Problem requirements
Output all the entries word for word. Omit the pictures.

* start *

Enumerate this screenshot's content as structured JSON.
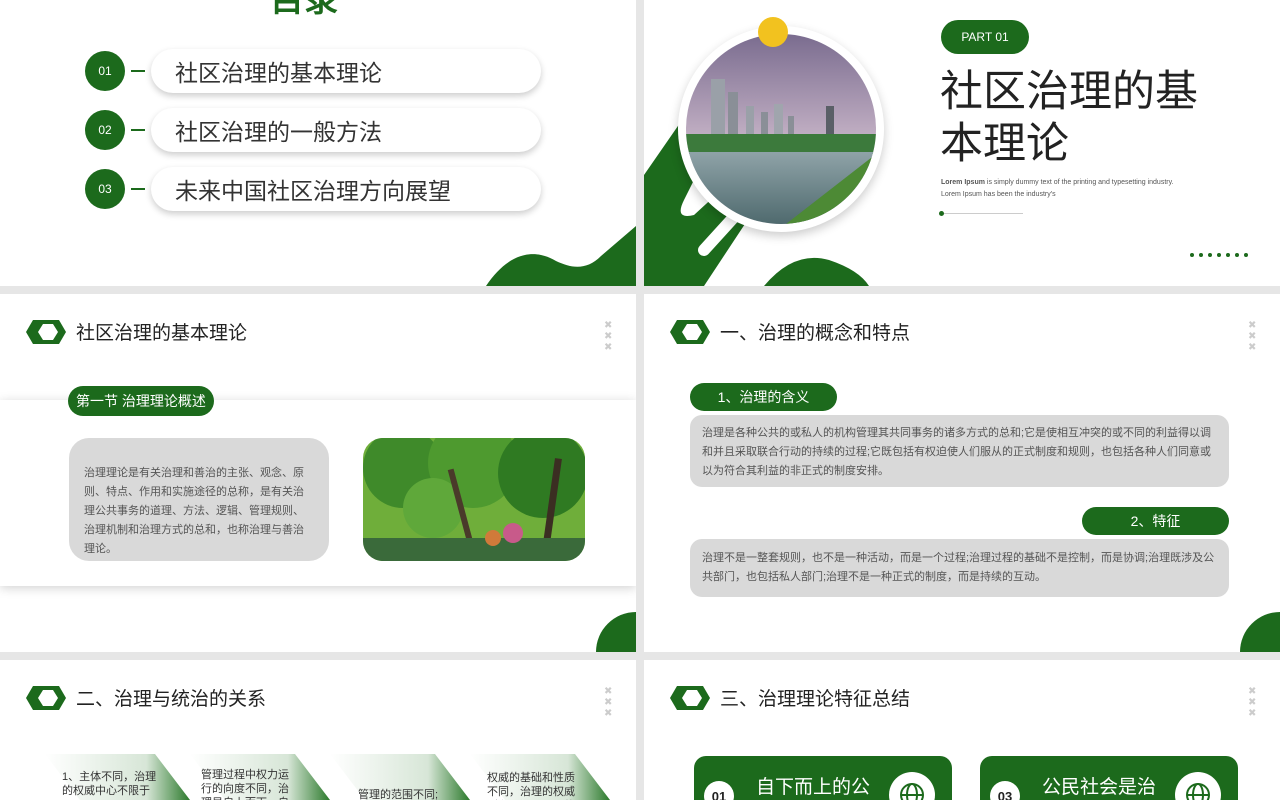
{
  "slide1": {
    "title_partial": "目录",
    "items": [
      {
        "num": "01",
        "text": "社区治理的基本理论"
      },
      {
        "num": "02",
        "text": "社区治理的一般方法"
      },
      {
        "num": "03",
        "text": "未来中国社区治理方向展望"
      }
    ]
  },
  "slide2": {
    "part_badge": "PART 01",
    "title": "社区治理的基本理论",
    "lorem_bold": "Lorem Ipsum",
    "lorem_line1": " is simply dummy text of the printing and typesetting industry.",
    "lorem_line2": "Lorem Ipsum has been the industry's"
  },
  "slide3": {
    "header": "社区治理的基本理论",
    "section_badge": "第一节 治理理论概述",
    "body": "治理理论是有关治理和善治的主张、观念、原则、特点、作用和实施途径的总称，是有关治理公共事务的道理、方法、逻辑、管理规则、治理机制和治理方式的总和，也称治理与善治理论。"
  },
  "slide4": {
    "header": "一、治理的概念和特点",
    "label1": "1、治理的含义",
    "text1": "治理是各种公共的或私人的机构管理其共同事务的诸多方式的总和;它是使相互冲突的或不同的利益得以调和并且采取联合行动的持续的过程;它既包括有权迫使人们服从的正式制度和规则，也包括各种人们同意或以为符合其利益的非正式的制度安排。",
    "label2": "2、特征",
    "text2": "治理不是一整套规则，也不是一种活动，而是一个过程;治理过程的基础不是控制，而是协调;治理既涉及公共部门，也包括私人部门;治理不是一种正式的制度，而是持续的互动。"
  },
  "slide5": {
    "header": "二、治理与统治的关系",
    "items": [
      "1、主体不同，治理的权威中心不限于",
      "管理过程中权力运行的向度不同，治理是自上而下、自下而上",
      "管理的范围不同;",
      "权威的基础和性质不同，治理的权威则主要源于公民的认同和"
    ]
  },
  "slide6": {
    "header": "三、治理理论特征总结",
    "cards": [
      {
        "num": "01",
        "title": "自下而上的公"
      },
      {
        "num": "03",
        "title": "公民社会是治"
      }
    ]
  }
}
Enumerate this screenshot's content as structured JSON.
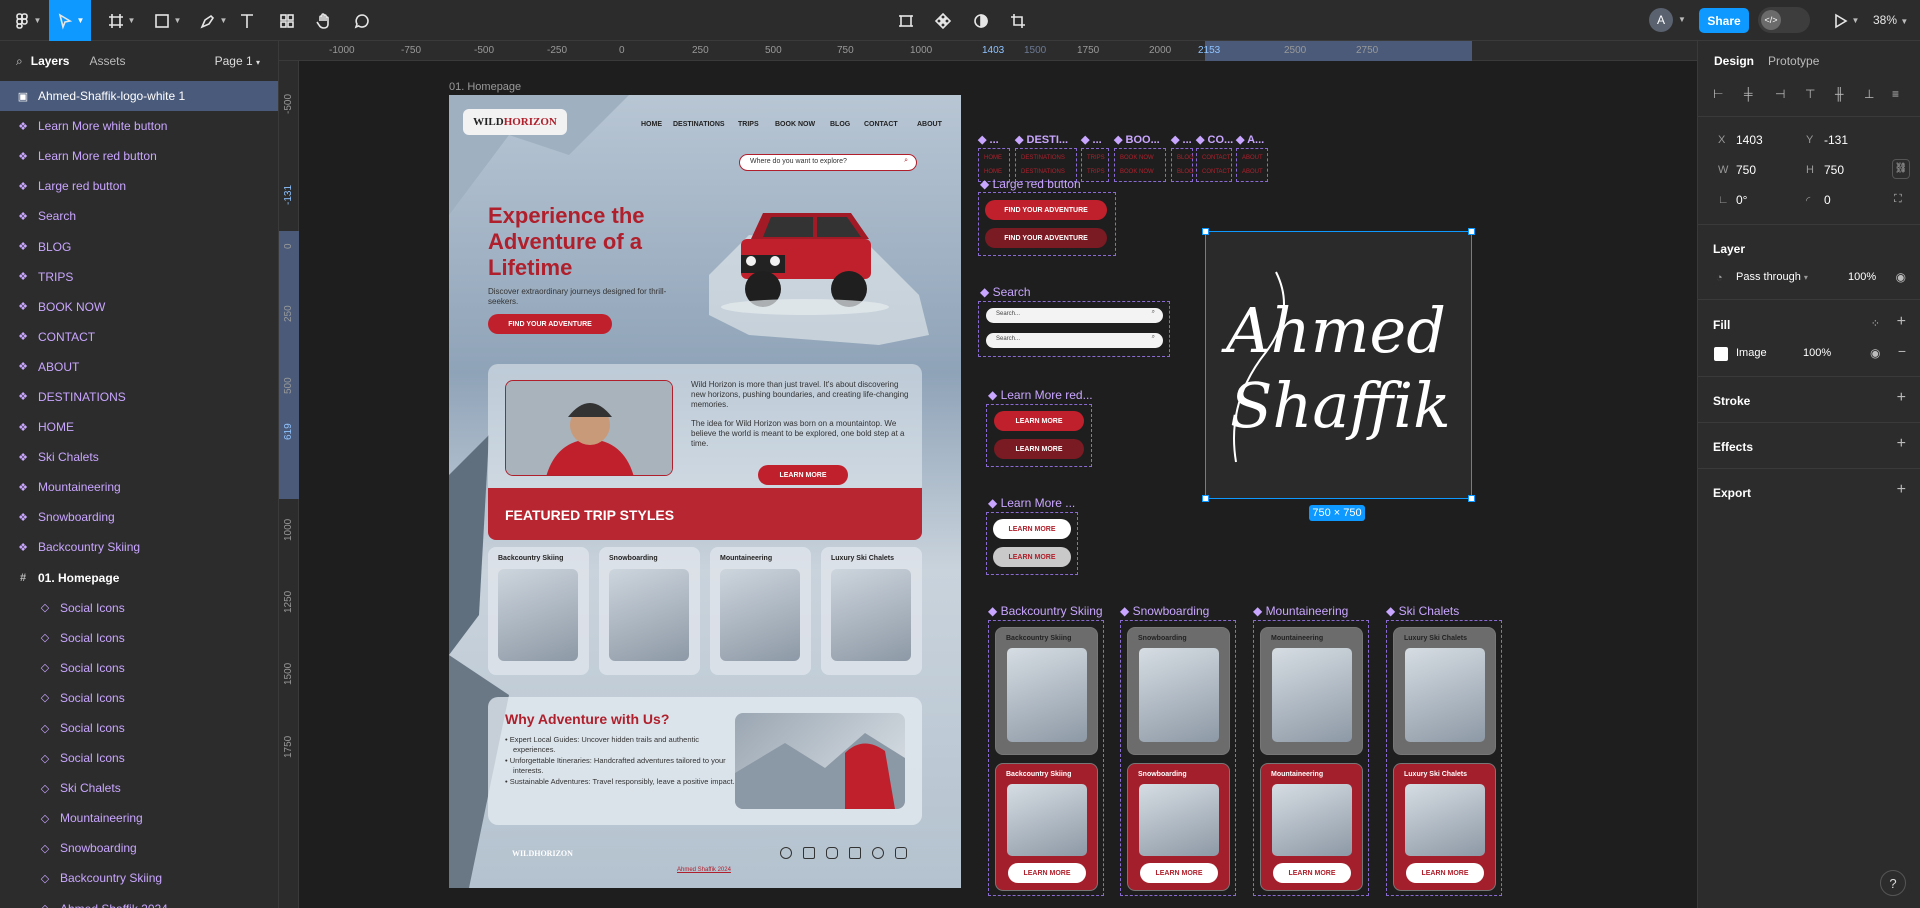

* end *

Response for this exercise
Enumerate this screenshot's content as structured JSON.
{
  "slide1": {
    "title_partial": "目录",
    "items": [
      {
        "num": "01",
        "text": "社区治理的基本理论"
      },
      {
        "num": "02",
        "text": "社区治理的一般方法"
      },
      {
        "num": "03",
        "text": "未来中国社区治理方向展望"
      }
    ]
  },
  "slide2": {
    "part_badge": "PART 01",
    "title": "社区治理的基本理论",
    "lorem_bold": "Lorem Ipsum",
    "lorem_line1": " is simply dummy text of the printing and typesetting industry.",
    "lorem_line2": "Lorem Ipsum has been the industry's"
  },
  "slide3": {
    "header": "社区治理的基本理论",
    "section_badge": "第一节 治理理论概述",
    "body": "治理理论是有关治理和善治的主张、观念、原则、特点、作用和实施途径的总称，是有关治理公共事务的道理、方法、逻辑、管理规则、治理机制和治理方式的总和，也称治理与善治理论。"
  },
  "slide4": {
    "header": "一、治理的概念和特点",
    "label1": "1、治理的含义",
    "text1": "治理是各种公共的或私人的机构管理其共同事务的诸多方式的总和;它是使相互冲突的或不同的利益得以调和并且采取联合行动的持续的过程;它既包括有权迫使人们服从的正式制度和规则，也包括各种人们同意或以为符合其利益的非正式的制度安排。",
    "label2": "2、特征",
    "text2": "治理不是一整套规则，也不是一种活动，而是一个过程;治理过程的基础不是控制，而是协调;治理既涉及公共部门，也包括私人部门;治理不是一种正式的制度，而是持续的互动。"
  },
  "slide5": {
    "header": "二、治理与统治的关系",
    "items": [
      "1、主体不同，治理的权威中心不限于",
      "管理过程中权力运行的向度不同，治理是自上而下、自下而上",
      "管理的范围不同;",
      "权威的基础和性质不同，治理的权威则主要源于公民的认同和"
    ]
  },
  "slide6": {
    "header": "三、治理理论特征总结",
    "cards": [
      {
        "num": "01",
        "title": "自下而上的公"
      },
      {
        "num": "03",
        "title": "公民社会是治"
      }
    ]
  }
}
Enumerate this screenshot's content as structured JSON.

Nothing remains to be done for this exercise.